→ OBJECTIVE: Write out every line below that includes the word "name".

Part of a data file:
····················
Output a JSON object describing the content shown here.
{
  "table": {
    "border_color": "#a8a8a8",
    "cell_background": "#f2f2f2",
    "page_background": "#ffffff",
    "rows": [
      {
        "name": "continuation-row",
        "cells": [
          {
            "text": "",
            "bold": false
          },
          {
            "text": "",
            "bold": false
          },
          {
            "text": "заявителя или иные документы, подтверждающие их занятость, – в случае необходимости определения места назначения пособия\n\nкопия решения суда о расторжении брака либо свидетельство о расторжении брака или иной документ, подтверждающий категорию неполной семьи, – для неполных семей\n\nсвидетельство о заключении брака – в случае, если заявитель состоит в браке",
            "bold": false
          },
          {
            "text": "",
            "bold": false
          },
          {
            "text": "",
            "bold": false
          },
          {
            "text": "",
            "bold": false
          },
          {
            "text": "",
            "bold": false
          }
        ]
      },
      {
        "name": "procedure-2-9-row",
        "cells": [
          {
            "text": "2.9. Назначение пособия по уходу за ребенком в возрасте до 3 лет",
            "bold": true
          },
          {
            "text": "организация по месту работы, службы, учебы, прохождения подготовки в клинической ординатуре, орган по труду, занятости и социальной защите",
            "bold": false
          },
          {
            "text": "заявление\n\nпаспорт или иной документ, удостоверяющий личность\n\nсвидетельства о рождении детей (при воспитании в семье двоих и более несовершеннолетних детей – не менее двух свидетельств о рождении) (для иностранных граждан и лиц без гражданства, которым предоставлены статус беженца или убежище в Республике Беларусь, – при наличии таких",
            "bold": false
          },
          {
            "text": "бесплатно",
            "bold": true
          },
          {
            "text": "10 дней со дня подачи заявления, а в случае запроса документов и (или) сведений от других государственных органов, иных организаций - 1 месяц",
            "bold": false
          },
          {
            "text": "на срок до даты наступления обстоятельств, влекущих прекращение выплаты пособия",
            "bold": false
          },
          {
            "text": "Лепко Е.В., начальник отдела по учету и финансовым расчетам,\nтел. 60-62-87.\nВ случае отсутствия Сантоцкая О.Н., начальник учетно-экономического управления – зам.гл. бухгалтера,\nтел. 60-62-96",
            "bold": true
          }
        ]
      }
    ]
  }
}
····················
→ RESPONSE BELOW:
        "name": "continuation-row",
        "name": "procedure-2-9-row",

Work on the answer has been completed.